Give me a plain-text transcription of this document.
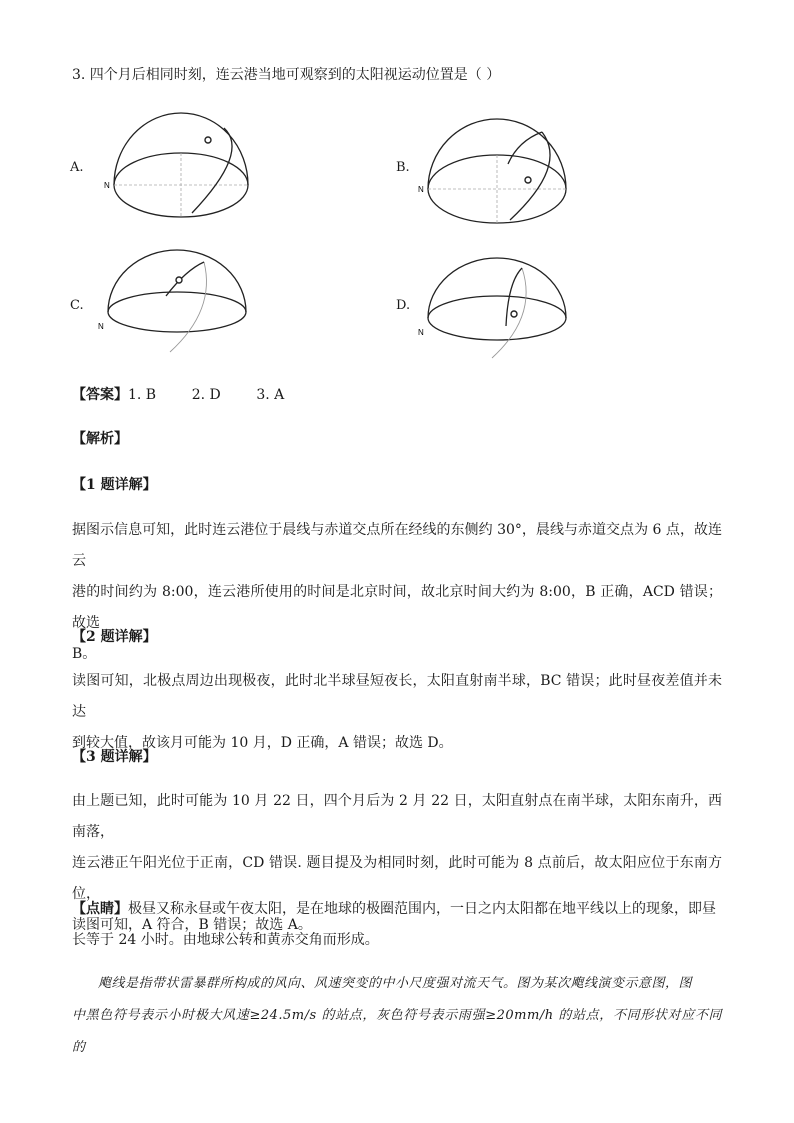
3. 四个月后相同时刻，连云港当地可观察到的太阳视运动位置是（ ）
A.
N
B.
N
C.
N
D.
N
【答案】1. B        2. D        3. A
【解析】
【1 题详解】
据图示信息可知，此时连云港位于晨线与赤道交点所在经线的东侧约 30°，晨线与赤道交点为 6 点，故连云
港的时间约为 8:00，连云港所使用的时间是北京时间，故北京时间大约为 8:00，B 正确，ACD 错误；故选
B。
【2 题详解】
读图可知，北极点周边出现极夜，此时北半球昼短夜长，太阳直射南半球，BC 错误；此时昼夜差值并未达
到较大值，故该月可能为 10 月，D 正确，A 错误；故选 D。
【3 题详解】
由上题已知，此时可能为 10 月 22 日，四个月后为 2 月 22 日，太阳直射点在南半球，太阳东南升，西南落，
连云港正午阳光位于正南，CD 错误. 题目提及为相同时刻，此时可能为 8 点前后，故太阳应位于东南方位，
读图可知，A 符合，B 错误；故选 A。
【点睛】极昼又称永昼或午夜太阳，是在地球的极圈范围内，一日之内太阳都在地平线以上的现象，即昼
长等于 24 小时。由地球公转和黄赤交角而形成。
飑线是指带状雷暴群所构成的风向、风速突变的中小尺度强对流天气。图为某次飑线演变示意图，图
中黑色符号表示小时极大风速≥24.5m/s 的站点，灰色符号表示雨强≥20mm/h 的站点，不同形状对应不同的
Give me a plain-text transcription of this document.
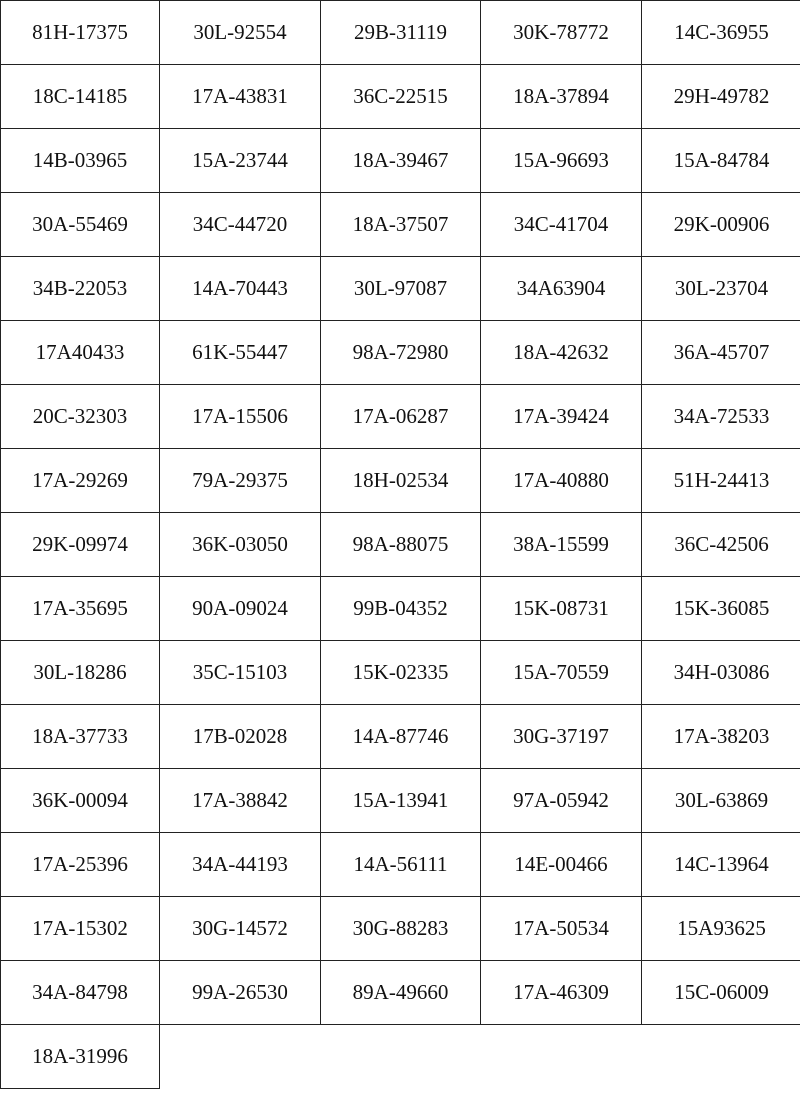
81H-17375	30L-92554	29B-31119	30K-78772	14C-36955
18C-14185	17A-43831	36C-22515	18A-37894	29H-49782
14B-03965	15A-23744	18A-39467	15A-96693	15A-84784
30A-55469	34C-44720	18A-37507	34C-41704	29K-00906
34B-22053	14A-70443	30L-97087	34A63904	30L-23704
17A40433	61K-55447	98A-72980	18A-42632	36A-45707
20C-32303	17A-15506	17A-06287	17A-39424	34A-72533
17A-29269	79A-29375	18H-02534	17A-40880	51H-24413
29K-09974	36K-03050	98A-88075	38A-15599	36C-42506
17A-35695	90A-09024	99B-04352	15K-08731	15K-36085
30L-18286	35C-15103	15K-02335	15A-70559	34H-03086
18A-37733	17B-02028	14A-87746	30G-37197	17A-38203
36K-00094	17A-38842	15A-13941	97A-05942	30L-63869
17A-25396	34A-44193	14A-56111	14E-00466	14C-13964
17A-15302	30G-14572	30G-88283	17A-50534	15A93625
34A-84798	99A-26530	89A-49660	17A-46309	15C-06009
18A-31996				
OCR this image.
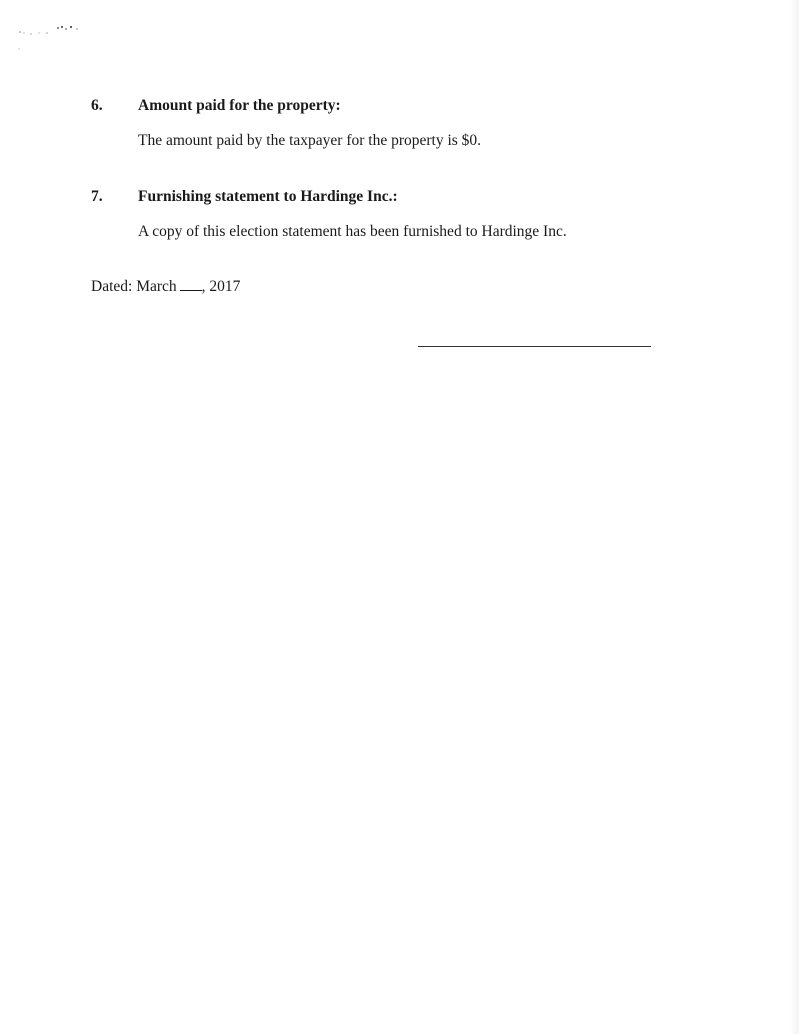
6. Amount paid for the property:
The amount paid by the taxpayer for the property is $0.
7. Furnishing statement to Hardinge Inc.:
A copy of this election statement has been furnished to Hardinge Inc.
Dated: March , 2017
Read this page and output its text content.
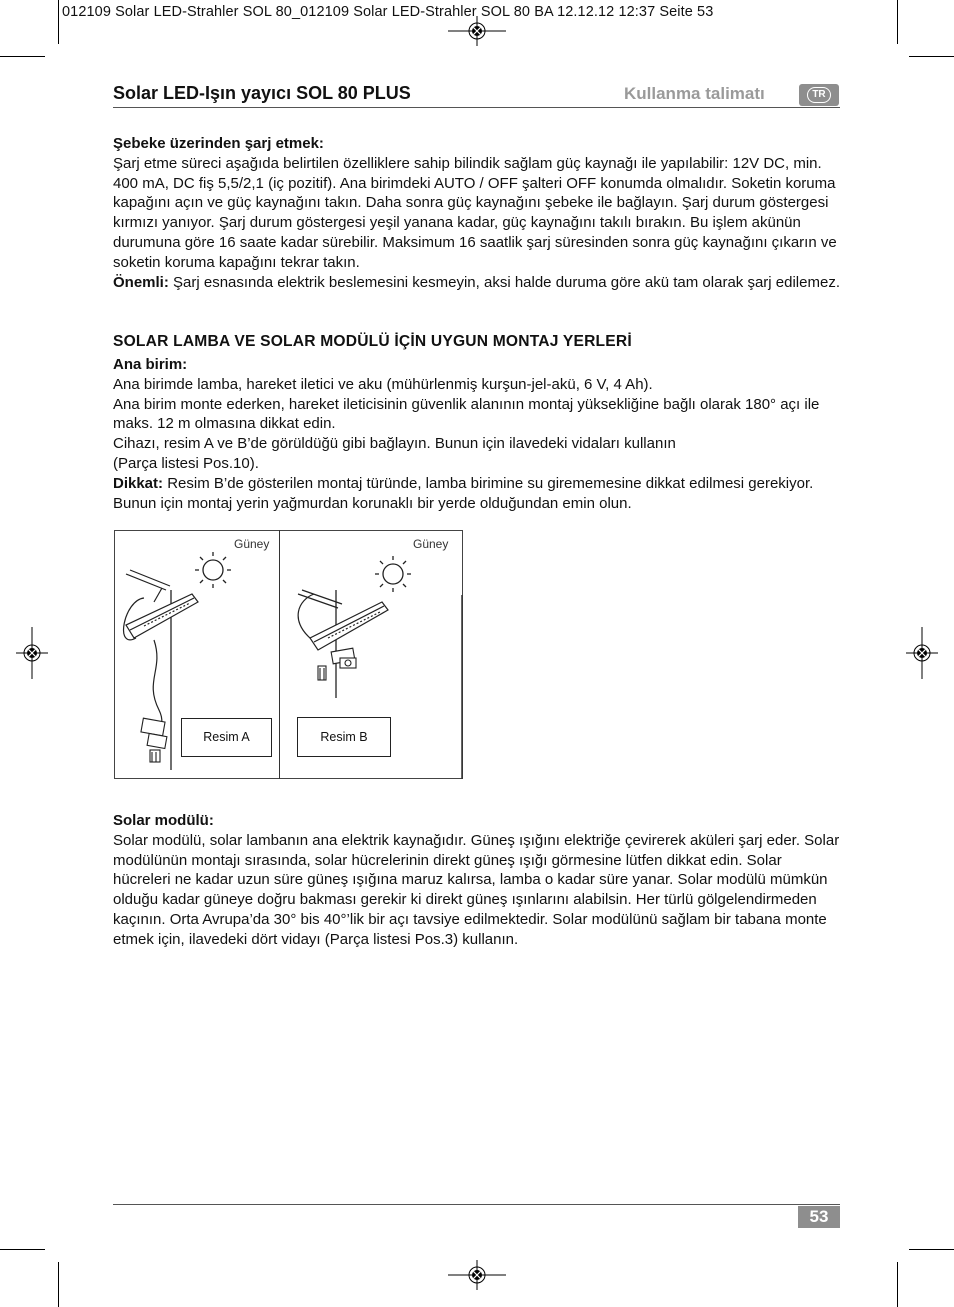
012109 Solar LED-Strahler SOL 80_012109 Solar LED-Strahler SOL 80 BA 12.12.12 12:37 Seite 53
Solar LED-Işın yayıcı SOL 80 PLUS	Kullanma talimatı	TR

Şebeke üzerinden şarj etmek:

Şarj etme süreci aşağıda belirtilen özelliklere sahip bilindik sağlam güç kaynağı ile yapılabilir: 12V DC, min. 400 mA, DC fiş 5,5/2,1 (iç pozitif). Ana birimdeki AUTO / OFF şalteri OFF konumda olmalıdır. Soketin koruma kapağını açın ve güç kaynağını takın. Daha sonra güç kaynağını şebeke ile bağlayın. Şarj durum göstergesi kırmızı yanıyor. Şarj durum göstergesi yeşil yanana kadar, güç kaynağını takılı bırakın. Bu işlem akünün durumuna göre 16 saate kadar sürebilir. Maksimum 16 saatlik şarj süresinden sonra güç kaynağını çıkarın ve soketin koruma kapağını tekrar takın.

Önemli: Şarj esnasında elektrik beslemesini kesmeyin, aksi halde duruma göre akü tam olarak şarj edilemez.

SOLAR LAMBA VE SOLAR MODÜLÜ İÇİN UYGUN MONTAJ YERLERİ

Ana birim:

Ana birimde lamba, hareket iletici ve aku (mühürlenmiş kurşun-jel-akü, 6 V, 4 Ah).

Ana birim monte ederken, hareket ileticisinin güvenlik alanının montaj yüksekliğine bağlı olarak 180° açı ile maks. 12 m olmasına dikkat edin.

Cihazı, resim A ve B’de görüldüğü gibi bağlayın. Bunun için ilavedeki vidaları kullanın

(Parça listesi Pos.10).

Dikkat: Resim B’de gösterilen montaj türünde, lamba birimine su girememesine dikkat edilmesi gerekiyor. Bunun için montaj yerin yağmurdan korunaklı bir yerde olduğundan emin olun.

Güney	Güney
Resim A	Resim B

Solar modülü:

Solar modülü, solar lambanın ana elektrik kaynağıdır. Güneş ışığını elektriğe çevirerek aküleri şarj eder. Solar modülünün montajı sırasında, solar hücrelerinin direkt güneş ışığı görmesine lütfen dikkat edin. Solar hücreleri ne kadar uzun süre güneş ışığına maruz kalırsa, lamba o kadar süre yanar. Solar modülü mümkün olduğu kadar güneye doğru bakması gerekir ki direkt güneş ışınlarını alabilsin. Her türlü gölgelendirmeden kaçının. Orta Avrupa’da 30° bis 40°’lik bir açı tavsiye edilmektedir. Solar modülünü sağlam bir tabana monte etmek için, ilavedeki dört vidayı (Parça listesi Pos.3) kullanın.

53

----------

TO BE DONE | Extract all the entries word for word; omit any pictures.

WRITTEN REPLY |
Give me a plain-text transcription of this document.
3. 四个月后相同时刻，连云港当地可观察到的太阳视运动位置是（ ）
A.
N
B.
N
C.
N
D.
N
【答案】1. B        2. D        3. A
【解析】
【1 题详解】
据图示信息可知，此时连云港位于晨线与赤道交点所在经线的东侧约 30°，晨线与赤道交点为 6 点，故连云
港的时间约为 8:00，连云港所使用的时间是北京时间，故北京时间大约为 8:00，B 正确，ACD 错误；故选
B。
【2 题详解】
读图可知，北极点周边出现极夜，此时北半球昼短夜长，太阳直射南半球，BC 错误；此时昼夜差值并未达
到较大值，故该月可能为 10 月，D 正确，A 错误；故选 D。
【3 题详解】
由上题已知，此时可能为 10 月 22 日，四个月后为 2 月 22 日，太阳直射点在南半球，太阳东南升，西南落，
连云港正午阳光位于正南，CD 错误. 题目提及为相同时刻，此时可能为 8 点前后，故太阳应位于东南方位，
读图可知，A 符合，B 错误；故选 A。
【点睛】极昼又称永昼或午夜太阳，是在地球的极圈范围内，一日之内太阳都在地平线以上的现象，即昼
长等于 24 小时。由地球公转和黄赤交角而形成。
飑线是指带状雷暴群所构成的风向、风速突变的中小尺度强对流天气。图为某次飑线演变示意图，图
中黑色符号表示小时极大风速≥24.5m/s 的站点，灰色符号表示雨强≥20mm/h 的站点，不同形状对应不同的
Give me a plain-text transcription of this document.
81H-17375	30L-92554	29B-31119	30K-78772	14C-36955
18C-14185	17A-43831	36C-22515	18A-37894	29H-49782
14B-03965	15A-23744	18A-39467	15A-96693	15A-84784
30A-55469	34C-44720	18A-37507	34C-41704	29K-00906
34B-22053	14A-70443	30L-97087	34A63904	30L-23704
17A40433	61K-55447	98A-72980	18A-42632	36A-45707
20C-32303	17A-15506	17A-06287	17A-39424	34A-72533
17A-29269	79A-29375	18H-02534	17A-40880	51H-24413
29K-09974	36K-03050	98A-88075	38A-15599	36C-42506
17A-35695	90A-09024	99B-04352	15K-08731	15K-36085
30L-18286	35C-15103	15K-02335	15A-70559	34H-03086
18A-37733	17B-02028	14A-87746	30G-37197	17A-38203
36K-00094	17A-38842	15A-13941	97A-05942	30L-63869
17A-25396	34A-44193	14A-56111	14E-00466	14C-13964
17A-15302	30G-14572	30G-88283	17A-50534	15A93625
34A-84798	99A-26530	89A-49660	17A-46309	15C-06009
18A-31996				
OCR this image.
6. Amount paid for the property:
The amount paid by the taxpayer for the property is $0.
7. Furnishing statement to Hardinge Inc.:
A copy of this election statement has been furnished to Hardinge Inc.
Dated: March , 2017
Read this page and output its text content.
012109 Solar LED-Strahler SOL 80_012109 Solar LED-Strahler SOL 80 BA 12.12.12 12:37 Seite 53
Solar LED-Işın yayıcı SOL 80 PLUS	Kullanma talimatı	TR

Şebeke üzerinden şarj etmek:

Şarj etme süreci aşağıda belirtilen özelliklere sahip bilindik sağlam güç kaynağı ile yapılabilir: 12V DC, min. 400 mA, DC fiş 5,5/2,1 (iç pozitif). Ana birimdeki AUTO / OFF şalteri OFF konumda olmalıdır. Soketin koruma kapağını açın ve güç kaynağını takın. Daha sonra güç kaynağını şebeke ile bağlayın. Şarj durum göstergesi kırmızı yanıyor. Şarj durum göstergesi yeşil yanana kadar, güç kaynağını takılı bırakın. Bu işlem akünün durumuna göre 16 saate kadar sürebilir. Maksimum 16 saatlik şarj süresinden sonra güç kaynağını çıkarın ve soketin koruma kapağını tekrar takın.

Önemli: Şarj esnasında elektrik beslemesini kesmeyin, aksi halde duruma göre akü tam olarak şarj edilemez.

SOLAR LAMBA VE SOLAR MODÜLÜ İÇİN UYGUN MONTAJ YERLERİ

Ana birim:

Ana birimde lamba, hareket iletici ve aku (mühürlenmiş kurşun-jel-akü, 6 V, 4 Ah).

Ana birim monte ederken, hareket ileticisinin güvenlik alanının montaj yüksekliğine bağlı olarak 180° açı ile maks. 12 m olmasına dikkat edin.

Cihazı, resim A ve B’de görüldüğü gibi bağlayın. Bunun için ilavedeki vidaları kullanın

(Parça listesi Pos.10).

Dikkat: Resim B’de gösterilen montaj türünde, lamba birimine su girememesine dikkat edilmesi gerekiyor. Bunun için montaj yerin yağmurdan korunaklı bir yerde olduğundan emin olun.

Güney	Güney
Resim A	Resim B

Solar modülü:

Solar modülü, solar lambanın ana elektrik kaynağıdır. Güneş ışığını elektriğe çevirerek aküleri şarj eder. Solar modülünün montajı sırasında, solar hücrelerinin direkt güneş ışığı görmesine lütfen dikkat edin. Solar hücreleri ne kadar uzun süre güneş ışığına maruz kalırsa, lamba o kadar süre yanar. Solar modülü mümkün olduğu kadar güneye doğru bakması gerekir ki direkt güneş ışınlarını alabilsin. Her türlü gölgelendirmeden kaçının. Orta Avrupa’da 30° bis 40°’lik bir açı tavsiye edilmektedir. Solar modülünü sağlam bir tabana monte etmek için, ilavedeki dört vidayı (Parça listesi Pos.3) kullanın.

53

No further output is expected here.